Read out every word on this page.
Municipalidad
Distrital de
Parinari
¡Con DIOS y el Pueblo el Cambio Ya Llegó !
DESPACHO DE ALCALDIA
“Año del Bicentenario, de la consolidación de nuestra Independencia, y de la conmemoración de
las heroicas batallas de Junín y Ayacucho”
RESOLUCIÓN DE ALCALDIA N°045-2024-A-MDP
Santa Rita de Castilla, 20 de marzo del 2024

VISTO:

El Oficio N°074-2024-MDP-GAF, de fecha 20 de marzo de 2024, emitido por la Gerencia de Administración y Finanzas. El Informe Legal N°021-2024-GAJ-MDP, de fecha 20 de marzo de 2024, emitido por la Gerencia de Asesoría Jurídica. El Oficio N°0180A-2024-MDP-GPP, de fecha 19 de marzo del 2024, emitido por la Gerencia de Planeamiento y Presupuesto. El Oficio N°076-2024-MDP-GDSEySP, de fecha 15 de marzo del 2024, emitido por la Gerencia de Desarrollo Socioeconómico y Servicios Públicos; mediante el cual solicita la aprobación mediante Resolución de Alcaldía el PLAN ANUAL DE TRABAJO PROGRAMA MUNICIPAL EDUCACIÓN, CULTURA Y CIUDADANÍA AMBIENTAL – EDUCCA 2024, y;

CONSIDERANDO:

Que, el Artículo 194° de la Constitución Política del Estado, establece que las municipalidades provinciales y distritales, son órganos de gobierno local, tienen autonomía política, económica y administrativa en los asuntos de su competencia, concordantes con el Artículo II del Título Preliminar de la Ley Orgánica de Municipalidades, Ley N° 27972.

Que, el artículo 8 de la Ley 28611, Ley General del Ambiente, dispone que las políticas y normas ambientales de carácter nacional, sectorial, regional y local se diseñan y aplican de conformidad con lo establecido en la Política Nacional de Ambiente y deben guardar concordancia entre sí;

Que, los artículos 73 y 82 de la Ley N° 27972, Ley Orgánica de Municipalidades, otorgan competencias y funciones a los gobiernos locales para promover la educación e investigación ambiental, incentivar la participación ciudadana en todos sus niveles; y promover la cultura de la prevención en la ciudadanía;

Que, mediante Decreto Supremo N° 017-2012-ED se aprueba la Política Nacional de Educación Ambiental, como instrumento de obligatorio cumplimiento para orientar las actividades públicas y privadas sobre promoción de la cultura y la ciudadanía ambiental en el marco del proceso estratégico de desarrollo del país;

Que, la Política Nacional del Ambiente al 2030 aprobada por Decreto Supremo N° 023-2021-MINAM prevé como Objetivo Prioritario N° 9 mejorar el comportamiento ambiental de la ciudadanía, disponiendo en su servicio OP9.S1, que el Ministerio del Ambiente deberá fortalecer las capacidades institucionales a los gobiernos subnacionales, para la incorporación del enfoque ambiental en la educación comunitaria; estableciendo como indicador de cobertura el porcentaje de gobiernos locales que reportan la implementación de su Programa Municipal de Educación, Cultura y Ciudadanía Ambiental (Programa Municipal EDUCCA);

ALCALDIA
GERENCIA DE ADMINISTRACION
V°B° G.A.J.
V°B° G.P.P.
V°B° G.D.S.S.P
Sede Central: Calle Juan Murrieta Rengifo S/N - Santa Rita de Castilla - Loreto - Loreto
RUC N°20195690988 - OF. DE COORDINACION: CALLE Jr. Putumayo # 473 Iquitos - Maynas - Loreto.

**********

• **Exercise brief**
Print every record above exactly as written.

• **The output**
Read out every word on this page.
Municipalidad
Distrital de
Parinari
¡Con DIOS y el Pueblo el Cambio Ya Llegó !
DESPACHO DE ALCALDIA
“Año del Bicentenario, de la consolidación de nuestra Independencia, y de la conmemoración de
las heroicas batallas de Junín y Ayacucho”
RESOLUCIÓN DE ALCALDIA N°045-2024-A-MDP
Santa Rita de Castilla, 20 de marzo del 2024

VISTO:

El Oficio N°074-2024-MDP-GAF, de fecha 20 de marzo de 2024, emitido por la Gerencia de Administración y Finanzas. El Informe Legal N°021-2024-GAJ-MDP, de fecha 20 de marzo de 2024, emitido por la Gerencia de Asesoría Jurídica. El Oficio N°0180A-2024-MDP-GPP, de fecha 19 de marzo del 2024, emitido por la Gerencia de Planeamiento y Presupuesto. El Oficio N°076-2024-MDP-GDSEySP, de fecha 15 de marzo del 2024, emitido por la Gerencia de Desarrollo Socioeconómico y Servicios Públicos; mediante el cual solicita la aprobación mediante Resolución de Alcaldía el PLAN ANUAL DE TRABAJO PROGRAMA MUNICIPAL EDUCACIÓN, CULTURA Y CIUDADANÍA AMBIENTAL – EDUCCA 2024, y;

CONSIDERANDO:

Que, el Artículo 194° de la Constitución Política del Estado, establece que las municipalidades provinciales y distritales, son órganos de gobierno local, tienen autonomía política, económica y administrativa en los asuntos de su competencia, concordantes con el Artículo II del Título Preliminar de la Ley Orgánica de Municipalidades, Ley N° 27972.

Que, el artículo 8 de la Ley 28611, Ley General del Ambiente, dispone que las políticas y normas ambientales de carácter nacional, sectorial, regional y local se diseñan y aplican de conformidad con lo establecido en la Política Nacional de Ambiente y deben guardar concordancia entre sí;

Que, los artículos 73 y 82 de la Ley N° 27972, Ley Orgánica de Municipalidades, otorgan competencias y funciones a los gobiernos locales para promover la educación e investigación ambiental, incentivar la participación ciudadana en todos sus niveles; y promover la cultura de la prevención en la ciudadanía;

Que, mediante Decreto Supremo N° 017-2012-ED se aprueba la Política Nacional de Educación Ambiental, como instrumento de obligatorio cumplimiento para orientar las actividades públicas y privadas sobre promoción de la cultura y la ciudadanía ambiental en el marco del proceso estratégico de desarrollo del país;

Que, la Política Nacional del Ambiente al 2030 aprobada por Decreto Supremo N° 023-2021-MINAM prevé como Objetivo Prioritario N° 9 mejorar el comportamiento ambiental de la ciudadanía, disponiendo en su servicio OP9.S1, que el Ministerio del Ambiente deberá fortalecer las capacidades institucionales a los gobiernos subnacionales, para la incorporación del enfoque ambiental en la educación comunitaria; estableciendo como indicador de cobertura el porcentaje de gobiernos locales que reportan la implementación de su Programa Municipal de Educación, Cultura y Ciudadanía Ambiental (Programa Municipal EDUCCA);

ALCALDIA
GERENCIA DE ADMINISTRACION
V°B° G.A.J.
V°B° G.P.P.
V°B° G.D.S.S.P
Sede Central: Calle Juan Murrieta Rengifo S/N - Santa Rita de Castilla - Loreto - Loreto
RUC N°20195690988 - OF. DE COORDINACION: CALLE Jr. Putumayo # 473 Iquitos - Maynas - Loreto.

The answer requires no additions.